■ **YOUR GOAL**
Write out these lines exactly as they stand, starting with the line containing "avg-price-change-label: INCREASE [231,321,334,341]" and going on through the line containing "logo-name: NINA HOLLANDER [58,69,180,83]".

━━ MATERIAL FOR THIS TASK ━━

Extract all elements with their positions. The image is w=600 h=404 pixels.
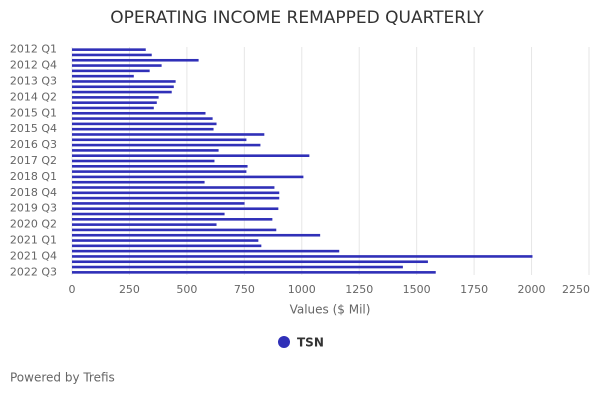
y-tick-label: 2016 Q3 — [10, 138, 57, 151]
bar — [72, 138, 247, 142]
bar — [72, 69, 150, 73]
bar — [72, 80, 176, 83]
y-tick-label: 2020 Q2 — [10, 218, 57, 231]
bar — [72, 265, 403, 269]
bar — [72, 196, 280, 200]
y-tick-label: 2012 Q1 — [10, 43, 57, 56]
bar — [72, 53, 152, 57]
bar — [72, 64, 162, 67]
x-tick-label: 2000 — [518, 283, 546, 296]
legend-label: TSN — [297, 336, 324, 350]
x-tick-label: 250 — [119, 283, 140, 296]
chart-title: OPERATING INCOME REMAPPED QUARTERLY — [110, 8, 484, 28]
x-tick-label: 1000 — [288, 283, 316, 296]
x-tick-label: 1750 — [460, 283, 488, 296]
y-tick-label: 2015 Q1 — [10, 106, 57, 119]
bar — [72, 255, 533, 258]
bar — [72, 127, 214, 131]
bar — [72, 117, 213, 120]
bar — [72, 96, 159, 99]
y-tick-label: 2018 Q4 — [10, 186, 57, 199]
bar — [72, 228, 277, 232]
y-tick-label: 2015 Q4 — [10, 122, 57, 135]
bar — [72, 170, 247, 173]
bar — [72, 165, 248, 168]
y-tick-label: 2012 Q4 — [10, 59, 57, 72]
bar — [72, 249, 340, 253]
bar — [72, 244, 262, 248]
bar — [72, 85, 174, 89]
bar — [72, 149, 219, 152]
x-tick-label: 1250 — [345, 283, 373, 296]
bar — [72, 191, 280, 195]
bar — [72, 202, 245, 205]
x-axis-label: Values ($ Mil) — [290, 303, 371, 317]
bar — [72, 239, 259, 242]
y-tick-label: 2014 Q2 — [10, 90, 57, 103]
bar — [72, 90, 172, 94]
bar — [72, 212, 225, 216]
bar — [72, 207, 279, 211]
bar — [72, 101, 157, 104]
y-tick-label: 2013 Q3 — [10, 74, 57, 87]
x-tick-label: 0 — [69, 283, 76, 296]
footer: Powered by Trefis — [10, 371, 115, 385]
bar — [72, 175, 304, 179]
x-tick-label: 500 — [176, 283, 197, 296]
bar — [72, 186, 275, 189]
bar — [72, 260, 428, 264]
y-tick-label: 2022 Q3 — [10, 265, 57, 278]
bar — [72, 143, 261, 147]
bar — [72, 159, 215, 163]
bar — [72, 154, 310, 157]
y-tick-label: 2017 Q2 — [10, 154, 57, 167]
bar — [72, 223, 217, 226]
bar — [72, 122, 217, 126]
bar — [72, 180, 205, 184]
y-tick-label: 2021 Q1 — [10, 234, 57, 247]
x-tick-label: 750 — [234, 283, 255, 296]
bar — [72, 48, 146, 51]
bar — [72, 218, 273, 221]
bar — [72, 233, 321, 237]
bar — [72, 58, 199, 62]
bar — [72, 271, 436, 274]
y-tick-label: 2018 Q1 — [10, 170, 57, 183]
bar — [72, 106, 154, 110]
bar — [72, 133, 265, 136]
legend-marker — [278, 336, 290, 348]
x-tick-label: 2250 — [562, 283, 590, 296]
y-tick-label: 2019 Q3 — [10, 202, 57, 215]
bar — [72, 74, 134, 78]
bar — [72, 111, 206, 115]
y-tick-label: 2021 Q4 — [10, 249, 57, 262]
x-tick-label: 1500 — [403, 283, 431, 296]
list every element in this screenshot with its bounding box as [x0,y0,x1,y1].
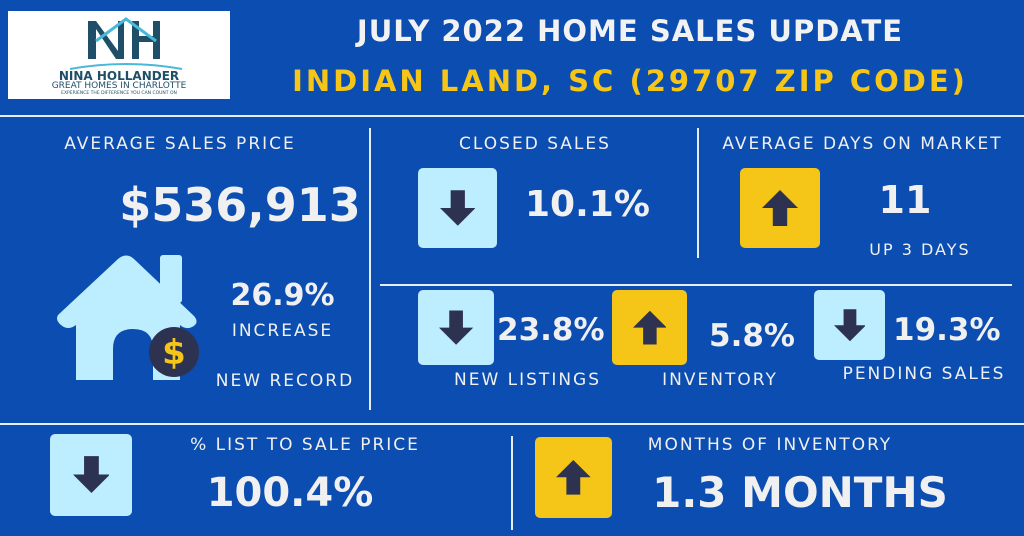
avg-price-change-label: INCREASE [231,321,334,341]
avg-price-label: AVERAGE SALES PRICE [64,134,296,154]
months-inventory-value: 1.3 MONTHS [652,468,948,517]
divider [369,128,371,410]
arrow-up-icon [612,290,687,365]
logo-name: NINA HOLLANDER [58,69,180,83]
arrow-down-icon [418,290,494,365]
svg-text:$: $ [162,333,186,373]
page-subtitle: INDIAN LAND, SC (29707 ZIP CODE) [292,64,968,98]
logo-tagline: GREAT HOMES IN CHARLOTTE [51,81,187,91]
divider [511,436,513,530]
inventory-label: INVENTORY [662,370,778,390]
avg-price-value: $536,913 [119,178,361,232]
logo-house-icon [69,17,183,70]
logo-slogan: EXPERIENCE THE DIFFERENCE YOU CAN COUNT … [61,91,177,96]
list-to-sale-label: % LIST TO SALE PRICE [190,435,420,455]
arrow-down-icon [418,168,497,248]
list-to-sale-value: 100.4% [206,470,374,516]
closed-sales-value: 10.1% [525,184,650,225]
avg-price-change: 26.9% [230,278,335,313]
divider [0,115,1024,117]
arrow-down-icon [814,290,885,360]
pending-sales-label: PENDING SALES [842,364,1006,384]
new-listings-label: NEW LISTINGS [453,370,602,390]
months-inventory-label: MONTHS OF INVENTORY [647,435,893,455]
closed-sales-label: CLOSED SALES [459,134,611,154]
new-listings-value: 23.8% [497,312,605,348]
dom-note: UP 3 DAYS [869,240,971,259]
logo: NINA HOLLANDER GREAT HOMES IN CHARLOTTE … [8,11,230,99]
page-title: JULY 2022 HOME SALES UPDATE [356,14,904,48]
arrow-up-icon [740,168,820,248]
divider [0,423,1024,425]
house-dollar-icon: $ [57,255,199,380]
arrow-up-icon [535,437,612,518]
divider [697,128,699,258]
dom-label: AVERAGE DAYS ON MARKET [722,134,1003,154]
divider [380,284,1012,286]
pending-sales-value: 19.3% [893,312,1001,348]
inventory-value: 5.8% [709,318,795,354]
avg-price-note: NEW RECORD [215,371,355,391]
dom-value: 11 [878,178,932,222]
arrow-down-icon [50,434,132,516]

━━━

■ **RESPONSE FOR THIS EXERCISE**
avg-price-change-label: INCREASE [231,321,334,341]
avg-price-label: AVERAGE SALES PRICE [64,134,296,154]
months-inventory-value: 1.3 MONTHS [652,468,948,517]
divider [369,128,371,410]
arrow-up-icon [612,290,687,365]
logo-name: NINA HOLLANDER [58,69,180,83]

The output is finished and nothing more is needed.